» **Exercise task**: Restate each entry word for word, leaving nothing out.
━━ Material for the task
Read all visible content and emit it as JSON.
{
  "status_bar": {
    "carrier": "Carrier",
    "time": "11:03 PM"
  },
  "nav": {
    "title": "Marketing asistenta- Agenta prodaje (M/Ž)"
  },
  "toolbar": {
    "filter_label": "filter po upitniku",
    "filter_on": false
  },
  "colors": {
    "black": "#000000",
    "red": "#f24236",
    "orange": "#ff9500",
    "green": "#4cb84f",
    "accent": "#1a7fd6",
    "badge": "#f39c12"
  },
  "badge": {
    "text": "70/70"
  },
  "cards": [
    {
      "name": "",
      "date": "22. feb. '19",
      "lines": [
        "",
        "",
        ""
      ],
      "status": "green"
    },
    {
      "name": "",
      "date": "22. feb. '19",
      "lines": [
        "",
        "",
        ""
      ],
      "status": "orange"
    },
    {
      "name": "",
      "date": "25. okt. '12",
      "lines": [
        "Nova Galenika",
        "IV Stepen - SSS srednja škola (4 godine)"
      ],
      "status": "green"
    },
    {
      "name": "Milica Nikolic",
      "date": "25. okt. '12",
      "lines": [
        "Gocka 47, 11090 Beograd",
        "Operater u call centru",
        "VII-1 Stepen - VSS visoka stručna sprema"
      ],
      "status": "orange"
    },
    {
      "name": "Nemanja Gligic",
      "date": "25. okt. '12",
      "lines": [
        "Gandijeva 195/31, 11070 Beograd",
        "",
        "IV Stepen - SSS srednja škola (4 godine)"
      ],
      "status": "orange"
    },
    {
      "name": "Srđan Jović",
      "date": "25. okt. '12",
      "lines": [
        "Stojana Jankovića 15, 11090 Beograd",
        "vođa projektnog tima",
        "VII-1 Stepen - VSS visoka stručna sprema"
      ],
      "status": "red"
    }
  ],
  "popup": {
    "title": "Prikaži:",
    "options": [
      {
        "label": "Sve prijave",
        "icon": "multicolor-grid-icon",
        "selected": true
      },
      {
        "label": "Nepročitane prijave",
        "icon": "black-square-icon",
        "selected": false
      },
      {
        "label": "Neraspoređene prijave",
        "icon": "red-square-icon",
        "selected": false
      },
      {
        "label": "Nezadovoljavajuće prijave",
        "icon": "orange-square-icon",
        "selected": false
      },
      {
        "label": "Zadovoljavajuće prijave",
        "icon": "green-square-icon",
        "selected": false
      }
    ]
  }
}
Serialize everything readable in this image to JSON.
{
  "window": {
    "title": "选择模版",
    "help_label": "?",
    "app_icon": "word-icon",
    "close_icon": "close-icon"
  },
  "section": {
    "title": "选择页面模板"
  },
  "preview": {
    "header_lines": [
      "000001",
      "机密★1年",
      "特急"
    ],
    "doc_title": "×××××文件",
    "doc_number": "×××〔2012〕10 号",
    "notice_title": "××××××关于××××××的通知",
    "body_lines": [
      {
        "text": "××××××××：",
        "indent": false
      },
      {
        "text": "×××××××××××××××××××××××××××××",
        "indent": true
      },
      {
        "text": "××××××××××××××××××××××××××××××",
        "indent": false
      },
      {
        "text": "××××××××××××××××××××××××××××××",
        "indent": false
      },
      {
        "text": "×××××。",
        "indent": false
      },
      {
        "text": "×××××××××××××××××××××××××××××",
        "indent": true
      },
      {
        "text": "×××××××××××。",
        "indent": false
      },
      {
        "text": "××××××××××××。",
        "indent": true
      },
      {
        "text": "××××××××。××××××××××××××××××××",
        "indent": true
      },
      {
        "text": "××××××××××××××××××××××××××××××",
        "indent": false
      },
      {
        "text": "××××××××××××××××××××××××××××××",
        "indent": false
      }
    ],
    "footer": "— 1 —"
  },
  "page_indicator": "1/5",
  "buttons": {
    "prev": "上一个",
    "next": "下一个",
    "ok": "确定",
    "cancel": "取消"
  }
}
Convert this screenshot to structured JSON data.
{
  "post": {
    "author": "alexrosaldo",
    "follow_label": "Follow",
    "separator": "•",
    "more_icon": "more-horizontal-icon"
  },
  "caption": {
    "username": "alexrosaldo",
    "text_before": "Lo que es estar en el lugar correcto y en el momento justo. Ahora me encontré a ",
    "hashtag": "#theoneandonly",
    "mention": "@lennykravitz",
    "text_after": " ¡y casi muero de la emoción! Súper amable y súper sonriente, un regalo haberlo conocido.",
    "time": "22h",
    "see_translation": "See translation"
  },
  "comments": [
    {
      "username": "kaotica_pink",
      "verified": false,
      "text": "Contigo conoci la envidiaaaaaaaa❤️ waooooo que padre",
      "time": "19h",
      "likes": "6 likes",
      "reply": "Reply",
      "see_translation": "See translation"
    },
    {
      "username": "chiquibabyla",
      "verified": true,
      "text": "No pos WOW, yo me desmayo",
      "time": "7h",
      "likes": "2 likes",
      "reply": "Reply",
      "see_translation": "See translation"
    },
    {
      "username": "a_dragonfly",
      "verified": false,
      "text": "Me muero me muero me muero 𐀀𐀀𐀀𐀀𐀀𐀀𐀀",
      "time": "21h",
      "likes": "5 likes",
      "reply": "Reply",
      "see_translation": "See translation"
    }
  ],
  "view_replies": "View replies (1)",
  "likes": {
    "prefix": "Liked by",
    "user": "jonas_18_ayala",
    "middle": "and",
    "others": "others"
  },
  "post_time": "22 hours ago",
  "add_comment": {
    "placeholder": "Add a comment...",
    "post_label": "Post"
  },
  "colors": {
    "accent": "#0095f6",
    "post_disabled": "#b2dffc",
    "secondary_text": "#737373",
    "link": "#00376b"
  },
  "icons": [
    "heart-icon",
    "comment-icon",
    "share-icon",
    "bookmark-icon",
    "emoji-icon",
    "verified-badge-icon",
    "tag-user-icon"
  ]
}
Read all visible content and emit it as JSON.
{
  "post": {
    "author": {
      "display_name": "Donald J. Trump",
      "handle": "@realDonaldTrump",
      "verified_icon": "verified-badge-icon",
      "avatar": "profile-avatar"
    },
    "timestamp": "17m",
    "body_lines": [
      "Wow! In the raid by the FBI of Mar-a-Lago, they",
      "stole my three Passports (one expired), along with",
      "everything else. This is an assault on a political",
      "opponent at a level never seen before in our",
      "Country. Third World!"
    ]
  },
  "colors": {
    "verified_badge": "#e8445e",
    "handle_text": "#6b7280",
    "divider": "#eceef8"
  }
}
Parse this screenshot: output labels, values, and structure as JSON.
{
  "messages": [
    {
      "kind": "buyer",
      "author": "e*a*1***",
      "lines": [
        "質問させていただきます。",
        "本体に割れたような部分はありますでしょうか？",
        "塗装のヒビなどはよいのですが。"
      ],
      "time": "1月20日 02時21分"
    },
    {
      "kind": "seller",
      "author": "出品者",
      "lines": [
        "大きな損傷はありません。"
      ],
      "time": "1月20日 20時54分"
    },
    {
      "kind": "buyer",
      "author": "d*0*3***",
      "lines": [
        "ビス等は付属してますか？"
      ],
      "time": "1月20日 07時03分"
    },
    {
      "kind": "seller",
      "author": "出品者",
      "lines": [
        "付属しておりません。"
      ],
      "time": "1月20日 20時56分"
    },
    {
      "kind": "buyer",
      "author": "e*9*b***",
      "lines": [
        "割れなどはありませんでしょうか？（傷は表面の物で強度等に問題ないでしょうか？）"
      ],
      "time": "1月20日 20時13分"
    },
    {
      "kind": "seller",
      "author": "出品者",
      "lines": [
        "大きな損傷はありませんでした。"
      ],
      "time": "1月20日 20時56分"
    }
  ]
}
━━━━
» **The response**:
Read all visible content and emit it as JSON.
{
  "status_bar": {
    "carrier": "Carrier",
    "time": "11:03 PM"
  },
  "nav": {
    "title": "Marketing asistenta- Agenta prodaje (M/Ž)"
  },
  "toolbar": {
    "filter_label": "filter po upitniku",
    "filter_on": false
  },
  "colors": {
    "black": "#000000",
    "red": "#f24236",
    "orange": "#ff9500",
    "green": "#4cb84f",
    "accent": "#1a7fd6",
    "badge": "#f39c12"
  },
  "badge": {
    "text": "70/70"
  },
  "cards": [
    {
      "name": "",
      "date": "22. feb. '19",
      "lines": [
        "",
        "",
        ""
      ],
      "status": "green"
    },
    {
      "name": "",
      "date": "22. feb. '19",
      "lines": [
        "",
        "",
        ""
      ],
      "status": "orange"
    },
    {
      "name": "",
      "date": "25. okt. '12",
      "lines": [
        "Nova Galenika",
        "IV Stepen - SSS srednja škola (4 godine)"
      ],
      "status": "green"
    },
    {
      "name": "Milica Nikolic",
      "date": "25. okt. '12",
      "lines": [
        "Gocka 47, 11090 Beograd",
        "Operater u call centru",
        "VII-1 Stepen - VSS visoka stručna sprema"
      ],
      "status": "orange"
    },
    {
      "name": "Nemanja Gligic",
      "date": "25. okt. '12",
      "lines": [
        "Gandijeva 195/31, 11070 Beograd",
        "",
        "IV Stepen - SSS srednja škola (4 godine)"
      ],
      "status": "orange"
    },
    {
      "name": "Srđan Jović",
      "date": "25. okt. '12",
      "lines": [
        "Stojana Jankovića 15, 11090 Beograd",
        "vođa projektnog tima",
        "VII-1 Stepen - VSS visoka stručna sprema"
      ],
      "status": "red"
    }
  ],
  "popup": {
    "title": "Prikaži:",
    "options": [
      {
        "label": "Sve prijave",
        "icon": "multicolor-grid-icon",
        "selected": true
      },
      {
        "label": "Nepročitane prijave",
        "icon": "black-square-icon",
        "selected": false
      },
      {
        "label": "Neraspoređene prijave",
        "icon": "red-square-icon",
        "selected": false
      },
      {
        "label": "Nezadovoljavajuće prijave",
        "icon": "orange-square-icon",
        "selected": false
      },
      {
        "label": "Zadovoljavajuće prijave",
        "icon": "green-square-icon",
        "selected": false
      }
    ]
  }
}
Serialize everything readable in this image to JSON.
{
  "window": {
    "title": "选择模版",
    "help_label": "?",
    "app_icon": "word-icon",
    "close_icon": "close-icon"
  },
  "section": {
    "title": "选择页面模板"
  },
  "preview": {
    "header_lines": [
      "000001",
      "机密★1年",
      "特急"
    ],
    "doc_title": "×××××文件",
    "doc_number": "×××〔2012〕10 号",
    "notice_title": "××××××关于××××××的通知",
    "body_lines": [
      {
        "text": "××××××××：",
        "indent": false
      },
      {
        "text": "×××××××××××××××××××××××××××××",
        "indent": true
      },
      {
        "text": "××××××××××××××××××××××××××××××",
        "indent": false
      },
      {
        "text": "××××××××××××××××××××××××××××××",
        "indent": false
      },
      {
        "text": "×××××。",
        "indent": false
      },
      {
        "text": "×××××××××××××××××××××××××××××",
        "indent": true
      },
      {
        "text": "×××××××××××。",
        "indent": false
      },
      {
        "text": "××××××××××××。",
        "indent": true
      },
      {
        "text": "××××××××。××××××××××××××××××××",
        "indent": true
      },
      {
        "text": "××××××××××××××××××××××××××××××",
        "indent": false
      },
      {
        "text": "××××××××××××××××××××××××××××××",
        "indent": false
      }
    ],
    "footer": "— 1 —"
  },
  "page_indicator": "1/5",
  "buttons": {
    "prev": "上一个",
    "next": "下一个",
    "ok": "确定",
    "cancel": "取消"
  }
}
Convert this screenshot to structured JSON data.
{
  "post": {
    "author": "alexrosaldo",
    "follow_label": "Follow",
    "separator": "•",
    "more_icon": "more-horizontal-icon"
  },
  "caption": {
    "username": "alexrosaldo",
    "text_before": "Lo que es estar en el lugar correcto y en el momento justo. Ahora me encontré a ",
    "hashtag": "#theoneandonly",
    "mention": "@lennykravitz",
    "text_after": " ¡y casi muero de la emoción! Súper amable y súper sonriente, un regalo haberlo conocido.",
    "time": "22h",
    "see_translation": "See translation"
  },
  "comments": [
    {
      "username": "kaotica_pink",
      "verified": false,
      "text": "Contigo conoci la envidiaaaaaaaa❤️ waooooo que padre",
      "time": "19h",
      "likes": "6 likes",
      "reply": "Reply",
      "see_translation": "See translation"
    },
    {
      "username": "chiquibabyla",
      "verified": true,
      "text": "No pos WOW, yo me desmayo",
      "time": "7h",
      "likes": "2 likes",
      "reply": "Reply",
      "see_translation": "See translation"
    },
    {
      "username": "a_dragonfly",
      "verified": false,
      "text": "Me muero me muero me muero 𐀀𐀀𐀀𐀀𐀀𐀀𐀀",
      "time": "21h",
      "likes": "5 likes",
      "reply": "Reply",
      "see_translation": "See translation"
    }
  ],
  "view_replies": "View replies (1)",
  "likes": {
    "prefix": "Liked by",
    "user": "jonas_18_ayala",
    "middle": "and",
    "others": "others"
  },
  "post_time": "22 hours ago",
  "add_comment": {
    "placeholder": "Add a comment...",
    "post_label": "Post"
  },
  "colors": {
    "accent": "#0095f6",
    "post_disabled": "#b2dffc",
    "secondary_text": "#737373",
    "link": "#00376b"
  },
  "icons": [
    "heart-icon",
    "comment-icon",
    "share-icon",
    "bookmark-icon",
    "emoji-icon",
    "verified-badge-icon",
    "tag-user-icon"
  ]
}
Read all visible content and emit it as JSON.
{
  "post": {
    "author": {
      "display_name": "Donald J. Trump",
      "handle": "@realDonaldTrump",
      "verified_icon": "verified-badge-icon",
      "avatar": "profile-avatar"
    },
    "timestamp": "17m",
    "body_lines": [
      "Wow! In the raid by the FBI of Mar-a-Lago, they",
      "stole my three Passports (one expired), along with",
      "everything else. This is an assault on a political",
      "opponent at a level never seen before in our",
      "Country. Third World!"
    ]
  },
  "colors": {
    "verified_badge": "#e8445e",
    "handle_text": "#6b7280",
    "divider": "#eceef8"
  }
}
Parse this screenshot: output labels, values, and structure as JSON.
{
  "messages": [
    {
      "kind": "buyer",
      "author": "e*a*1***",
      "lines": [
        "質問させていただきます。",
        "本体に割れたような部分はありますでしょうか？",
        "塗装のヒビなどはよいのですが。"
      ],
      "time": "1月20日 02時21分"
    },
    {
      "kind": "seller",
      "author": "出品者",
      "lines": [
        "大きな損傷はありません。"
      ],
      "time": "1月20日 20時54分"
    },
    {
      "kind": "buyer",
      "author": "d*0*3***",
      "lines": [
        "ビス等は付属してますか？"
      ],
      "time": "1月20日 07時03分"
    },
    {
      "kind": "seller",
      "author": "出品者",
      "lines": [
        "付属しておりません。"
      ],
      "time": "1月20日 20時56分"
    },
    {
      "kind": "buyer",
      "author": "e*9*b***",
      "lines": [
        "割れなどはありませんでしょうか？（傷は表面の物で強度等に問題ないでしょうか？）"
      ],
      "time": "1月20日 20時13分"
    },
    {
      "kind": "seller",
      "author": "出品者",
      "lines": [
        "大きな損傷はありませんでした。"
      ],
      "time": "1月20日 20時56分"
    }
  ]
}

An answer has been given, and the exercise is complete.